EXERCISE DATA —
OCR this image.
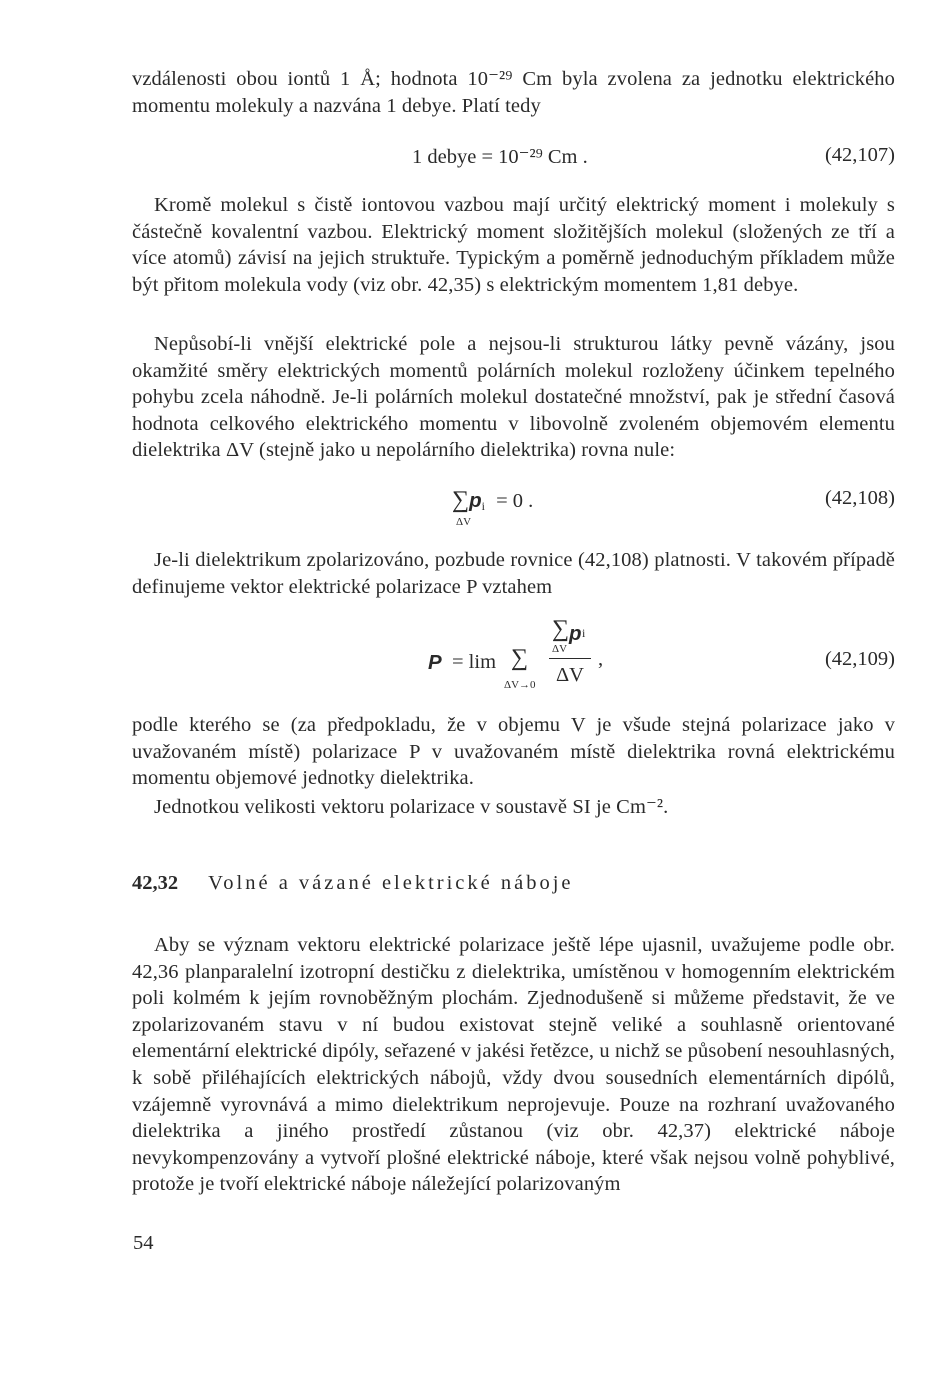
vzdálenosti obou iontů 1 Å; hodnota 10⁻²⁹ Cm byla zvolena za jednotku elektrického momentu molekuly a nazvána 1 debye. Platí tedy

1 debye = 10⁻²⁹ Cm .	(42,107)

Kromě molekul s čistě iontovou vazbou mají určitý elektrický moment i molekuly s částečně kovalentní vazbou. Elektrický moment složitějších molekul (složených ze tří a více atomů) závisí na jejich struktuře. Typickým a poměrně jednoduchým příkladem může být přitom molekula vody (viz obr. 42,35) s elektrickým momentem 1,81 debye.

Nepůsobí-li vnější elektrické pole a nejsou-li strukturou látky pevně vázány, jsou okamžité směry elektrických momentů polárních molekul rozloženy účinkem tepelného pohybu zcela náhodně. Je-li polárních molekul dostatečné množství, pak je střední časová hodnota celkového elektrického momentu v libovolně zvoleném objemovém elementu dielektrika ΔV (stejně jako u nepolárního dielektrika) rovna nule:

$\sum p_i = 0$ .
ΔV
(42,108)

Je-li dielektrikum zpolarizováno, pozbude rovnice (42,108) platnosti. V takovém případě definujeme vektor elektrické polarizace P vztahem

P = lim
ΔV→0
∑
∑ p i
ΔV
ΔV
,	(42,109)

podle kterého se (za předpokladu, že v objemu V je všude stejná polarizace jako v uvažovaném místě) polarizace P v uvažovaném místě dielektrika rovná elektrickému momentu objemové jednotky dielektrika.

Jednotkou velikosti vektoru polarizace v soustavě SI je Cm⁻².

42,32 Volné a vázané elektrické náboje

Aby se význam vektoru elektrické polarizace ještě lépe ujasnil, uvažujeme podle obr. 42,36 planparalelní izotropní destičku z dielektrika, umístěnou v homogenním elektrickém poli kolmém k jejím rovnoběžným plochám. Zjednodušeně si můžeme představit, že ve zpolarizovaném stavu v ní budou existovat stejně veliké a souhlasně orientované elementární elektrické dipóly, seřazené v jakési řetězce, u nichž se působení nesouhlasných, k sobě přiléhajících elektrických nábojů, vždy dvou sousedních elementárních dipólů, vzájemně vyrovnává a mimo dielektrikum neprojevuje. Pouze na rozhraní uvažovaného dielektrika a jiného prostředí zůstanou (viz obr. 42,37) elektrické náboje nevykompenzovány a vytvoří plošné elektrické náboje, které však nejsou volně pohyblivé, protože je tvoří elektrické náboje náležející polarizovaným

54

GIVEN EXERCISE — Copy every record character for character. Skip the pictures.

THE OUTPUT —
OCR this image.
vzdálenosti obou iontů 1 Å; hodnota 10⁻²⁹ Cm byla zvolena za jednotku elektrického momentu molekuly a nazvána 1 debye. Platí tedy

1 debye = 10⁻²⁹ Cm .	(42,107)

Kromě molekul s čistě iontovou vazbou mají určitý elektrický moment i molekuly s částečně kovalentní vazbou. Elektrický moment složitějších molekul (složených ze tří a více atomů) závisí na jejich struktuře. Typickým a poměrně jednoduchým příkladem může být přitom molekula vody (viz obr. 42,35) s elektrickým momentem 1,81 debye.

Nepůsobí-li vnější elektrické pole a nejsou-li strukturou látky pevně vázány, jsou okamžité směry elektrických momentů polárních molekul rozloženy účinkem tepelného pohybu zcela náhodně. Je-li polárních molekul dostatečné množství, pak je střední časová hodnota celkového elektrického momentu v libovolně zvoleném objemovém elementu dielektrika ΔV (stejně jako u nepolárního dielektrika) rovna nule:

$\sum p_i = 0$ .
ΔV
(42,108)

Je-li dielektrikum zpolarizováno, pozbude rovnice (42,108) platnosti. V takovém případě definujeme vektor elektrické polarizace P vztahem

P = lim
ΔV→0
∑
∑ p i
ΔV
ΔV
,	(42,109)

podle kterého se (za předpokladu, že v objemu V je všude stejná polarizace jako v uvažovaném místě) polarizace P v uvažovaném místě dielektrika rovná elektrickému momentu objemové jednotky dielektrika.

Jednotkou velikosti vektoru polarizace v soustavě SI je Cm⁻².

42,32 Volné a vázané elektrické náboje

Aby se význam vektoru elektrické polarizace ještě lépe ujasnil, uvažujeme podle obr. 42,36 planparalelní izotropní destičku z dielektrika, umístěnou v homogenním elektrickém poli kolmém k jejím rovnoběžným plochám. Zjednodušeně si můžeme představit, že ve zpolarizovaném stavu v ní budou existovat stejně veliké a souhlasně orientované elementární elektrické dipóly, seřazené v jakési řetězce, u nichž se působení nesouhlasných, k sobě přiléhajících elektrických nábojů, vždy dvou sousedních elementárních dipólů, vzájemně vyrovnává a mimo dielektrikum neprojevuje. Pouze na rozhraní uvažovaného dielektrika a jiného prostředí zůstanou (viz obr. 42,37) elektrické náboje nevykompenzovány a vytvoří plošné elektrické náboje, které však nejsou volně pohyblivé, protože je tvoří elektrické náboje náležející polarizovaným

54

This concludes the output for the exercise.